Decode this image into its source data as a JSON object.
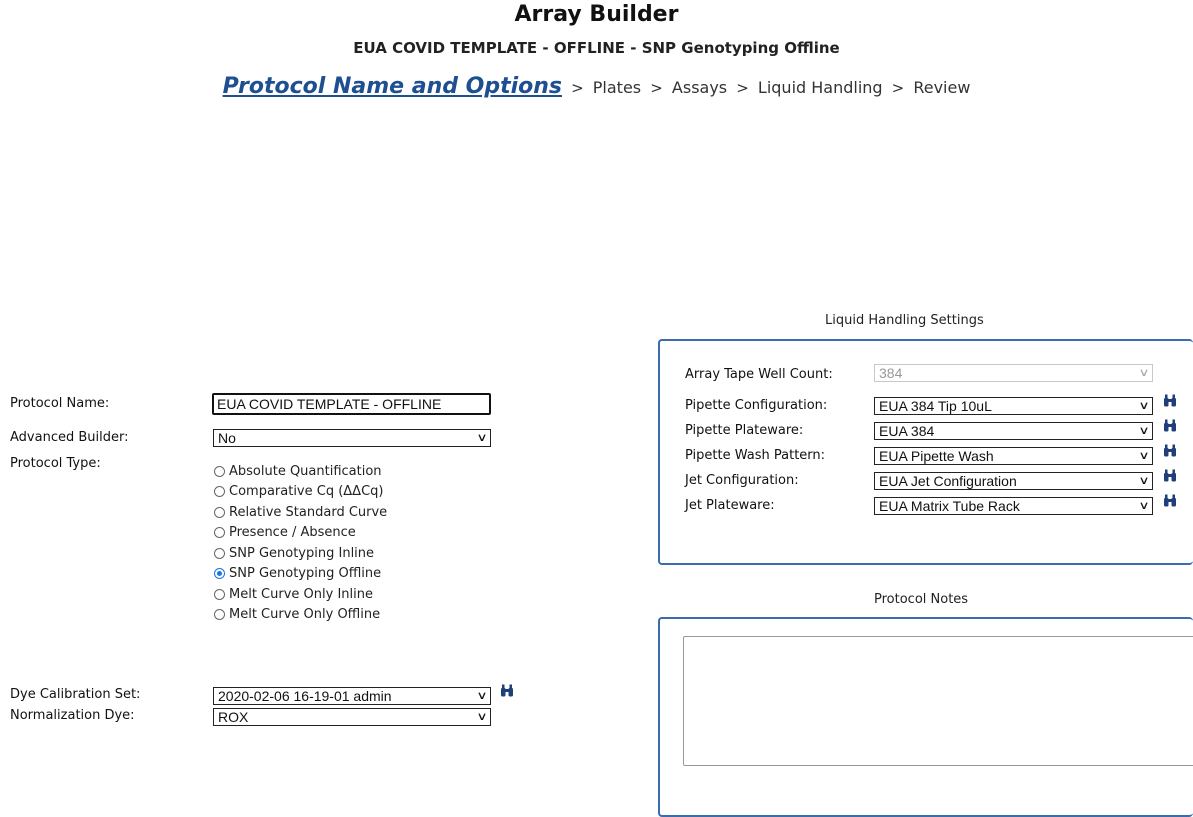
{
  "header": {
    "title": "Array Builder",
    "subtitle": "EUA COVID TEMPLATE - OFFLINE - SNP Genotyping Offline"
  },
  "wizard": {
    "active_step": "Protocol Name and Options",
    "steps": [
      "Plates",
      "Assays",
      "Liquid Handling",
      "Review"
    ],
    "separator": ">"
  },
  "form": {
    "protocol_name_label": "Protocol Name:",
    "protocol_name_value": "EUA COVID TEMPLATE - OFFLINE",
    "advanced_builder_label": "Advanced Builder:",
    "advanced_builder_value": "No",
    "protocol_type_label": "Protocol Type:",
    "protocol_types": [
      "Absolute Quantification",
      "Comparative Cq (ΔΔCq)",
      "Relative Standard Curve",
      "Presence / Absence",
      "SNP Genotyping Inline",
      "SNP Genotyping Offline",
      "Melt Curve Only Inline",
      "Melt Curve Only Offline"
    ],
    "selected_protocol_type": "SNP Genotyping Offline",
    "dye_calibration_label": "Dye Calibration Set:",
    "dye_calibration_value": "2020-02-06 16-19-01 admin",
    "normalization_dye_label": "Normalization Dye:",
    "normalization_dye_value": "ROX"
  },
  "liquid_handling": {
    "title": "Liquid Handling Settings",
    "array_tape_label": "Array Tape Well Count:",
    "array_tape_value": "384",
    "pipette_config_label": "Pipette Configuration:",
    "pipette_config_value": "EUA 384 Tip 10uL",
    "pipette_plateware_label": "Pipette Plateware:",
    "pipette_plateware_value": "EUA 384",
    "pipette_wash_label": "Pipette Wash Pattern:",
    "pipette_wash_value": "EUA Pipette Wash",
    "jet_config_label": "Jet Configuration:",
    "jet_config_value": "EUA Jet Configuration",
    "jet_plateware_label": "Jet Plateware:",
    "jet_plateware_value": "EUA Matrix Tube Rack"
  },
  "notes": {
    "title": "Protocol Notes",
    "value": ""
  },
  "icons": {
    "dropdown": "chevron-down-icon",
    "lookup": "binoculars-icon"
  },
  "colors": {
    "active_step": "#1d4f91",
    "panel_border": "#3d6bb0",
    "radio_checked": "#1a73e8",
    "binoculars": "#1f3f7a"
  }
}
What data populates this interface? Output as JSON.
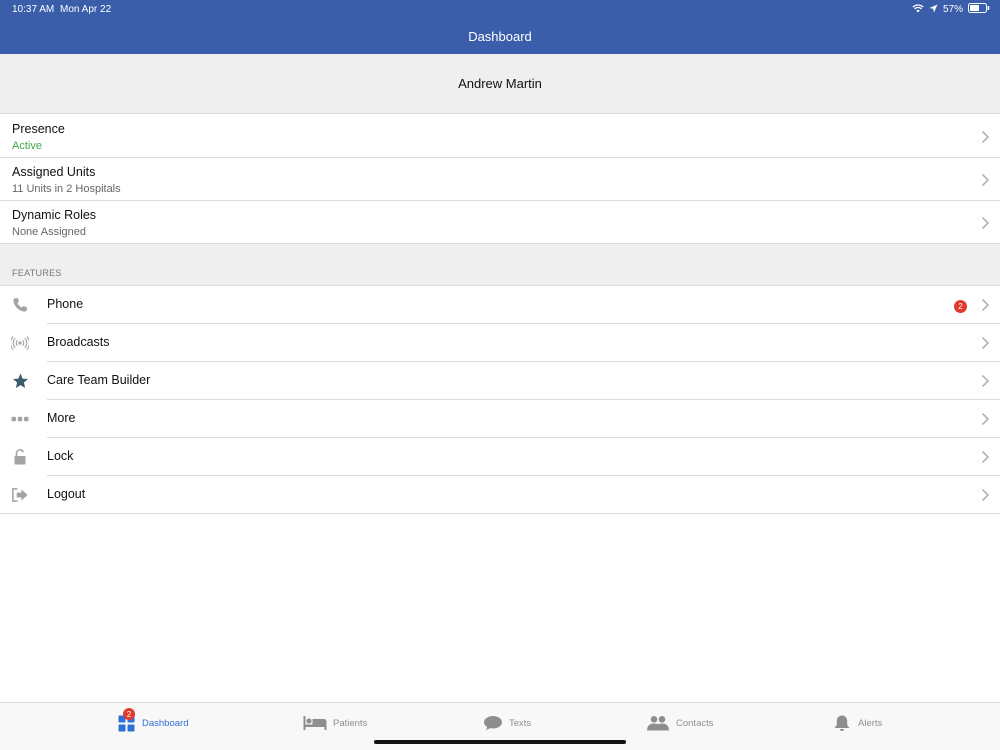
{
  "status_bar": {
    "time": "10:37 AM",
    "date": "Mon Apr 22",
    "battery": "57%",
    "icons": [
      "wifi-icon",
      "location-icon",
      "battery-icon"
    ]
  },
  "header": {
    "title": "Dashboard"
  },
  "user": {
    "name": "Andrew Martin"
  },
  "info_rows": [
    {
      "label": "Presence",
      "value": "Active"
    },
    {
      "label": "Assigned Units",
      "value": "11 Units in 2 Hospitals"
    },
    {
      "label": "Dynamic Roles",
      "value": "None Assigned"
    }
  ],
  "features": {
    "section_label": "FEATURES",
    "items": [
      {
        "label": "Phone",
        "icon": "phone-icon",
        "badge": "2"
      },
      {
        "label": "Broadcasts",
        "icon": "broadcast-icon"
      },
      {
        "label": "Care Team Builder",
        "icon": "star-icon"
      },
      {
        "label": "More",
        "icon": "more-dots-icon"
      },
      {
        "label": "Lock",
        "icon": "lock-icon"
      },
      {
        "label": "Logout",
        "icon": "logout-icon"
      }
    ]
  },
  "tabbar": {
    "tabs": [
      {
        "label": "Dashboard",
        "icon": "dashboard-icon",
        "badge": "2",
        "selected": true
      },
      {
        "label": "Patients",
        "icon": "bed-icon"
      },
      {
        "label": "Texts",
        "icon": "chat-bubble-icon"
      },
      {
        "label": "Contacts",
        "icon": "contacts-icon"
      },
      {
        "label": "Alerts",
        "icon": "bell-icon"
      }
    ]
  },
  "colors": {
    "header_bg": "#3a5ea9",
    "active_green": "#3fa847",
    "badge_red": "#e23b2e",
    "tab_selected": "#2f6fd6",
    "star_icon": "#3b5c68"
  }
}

====

• THE TASK: Among the lines above, which ones include the word "data"? Copy them.

• TASK ANSWER:
Decode this image into its source data as a JSON object.
What data populates this interface? Output as JSON.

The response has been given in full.